**Work to be completed**: Where the data below has the string "value", return the whole line.

**Data rows**:
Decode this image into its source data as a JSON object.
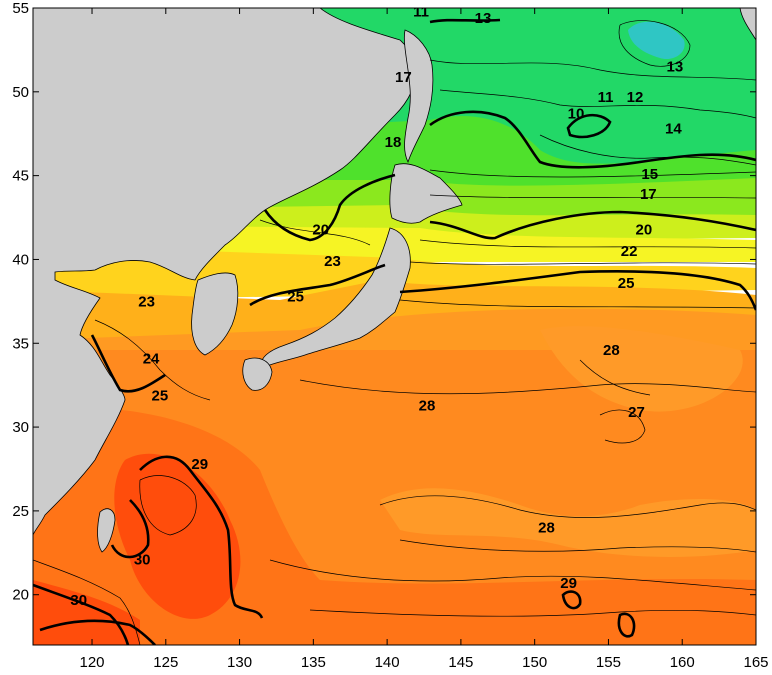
{
  "map": {
    "lon_range": [
      116,
      165
    ],
    "lat_range": [
      17,
      55
    ],
    "land_color": "#cccccc",
    "color_scale": [
      {
        "value": 10,
        "color": "#2bc9c1"
      },
      {
        "value": 13,
        "color": "#17d66e"
      },
      {
        "value": 15,
        "color": "#4ee22a"
      },
      {
        "value": 18,
        "color": "#86ea1c"
      },
      {
        "value": 20,
        "color": "#c8f01a"
      },
      {
        "value": 22,
        "color": "#f6f422"
      },
      {
        "value": 23,
        "color": "#ffd21c"
      },
      {
        "value": 25,
        "color": "#ffb21a"
      },
      {
        "value": 27,
        "color": "#ff9722"
      },
      {
        "value": 28,
        "color": "#ff8a1e"
      },
      {
        "value": 29,
        "color": "#ff6e14"
      },
      {
        "value": 30,
        "color": "#ff4a0a"
      }
    ],
    "x_ticks": [
      "120",
      "125",
      "130",
      "135",
      "140",
      "145",
      "150",
      "155",
      "160",
      "165"
    ],
    "y_ticks": [
      "20",
      "25",
      "30",
      "35",
      "40",
      "45",
      "50",
      "55"
    ],
    "contour_labels": [
      {
        "text": "11",
        "lon": 142.3,
        "lat": 54.5
      },
      {
        "text": "13",
        "lon": 146.5,
        "lat": 54.1
      },
      {
        "text": "13",
        "lon": 159.5,
        "lat": 51.2
      },
      {
        "text": "17",
        "lon": 141.1,
        "lat": 50.6
      },
      {
        "text": "10",
        "lon": 152.8,
        "lat": 48.4
      },
      {
        "text": "11",
        "lon": 154.8,
        "lat": 49.4
      },
      {
        "text": "12",
        "lon": 156.8,
        "lat": 49.4
      },
      {
        "text": "14",
        "lon": 159.4,
        "lat": 47.5
      },
      {
        "text": "18",
        "lon": 140.4,
        "lat": 46.7
      },
      {
        "text": "15",
        "lon": 157.8,
        "lat": 44.8
      },
      {
        "text": "17",
        "lon": 157.7,
        "lat": 43.6
      },
      {
        "text": "20",
        "lon": 135.5,
        "lat": 41.5
      },
      {
        "text": "20",
        "lon": 157.4,
        "lat": 41.5
      },
      {
        "text": "22",
        "lon": 156.4,
        "lat": 40.2
      },
      {
        "text": "23",
        "lon": 136.3,
        "lat": 39.6
      },
      {
        "text": "25",
        "lon": 156.2,
        "lat": 38.3
      },
      {
        "text": "25",
        "lon": 133.8,
        "lat": 37.5
      },
      {
        "text": "23",
        "lon": 123.7,
        "lat": 37.2
      },
      {
        "text": "24",
        "lon": 124.0,
        "lat": 33.8
      },
      {
        "text": "25",
        "lon": 124.6,
        "lat": 31.6
      },
      {
        "text": "28",
        "lon": 155.2,
        "lat": 34.3
      },
      {
        "text": "28",
        "lon": 142.7,
        "lat": 31.0
      },
      {
        "text": "27",
        "lon": 156.9,
        "lat": 30.6
      },
      {
        "text": "29",
        "lon": 127.3,
        "lat": 27.5
      },
      {
        "text": "28",
        "lon": 150.8,
        "lat": 23.7
      },
      {
        "text": "30",
        "lon": 123.4,
        "lat": 21.8
      },
      {
        "text": "29",
        "lon": 152.3,
        "lat": 20.4
      },
      {
        "text": "30",
        "lon": 119.1,
        "lat": 19.4
      }
    ]
  }
}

**Full output**:
        "value": 10,
        "value": 13,
        "value": 15,
        "value": 18,
        "value": 20,
        "value": 22,
        "value": 23,
        "value": 25,
        "value": 27,
        "value": 28,
        "value": 29,
        "value": 30,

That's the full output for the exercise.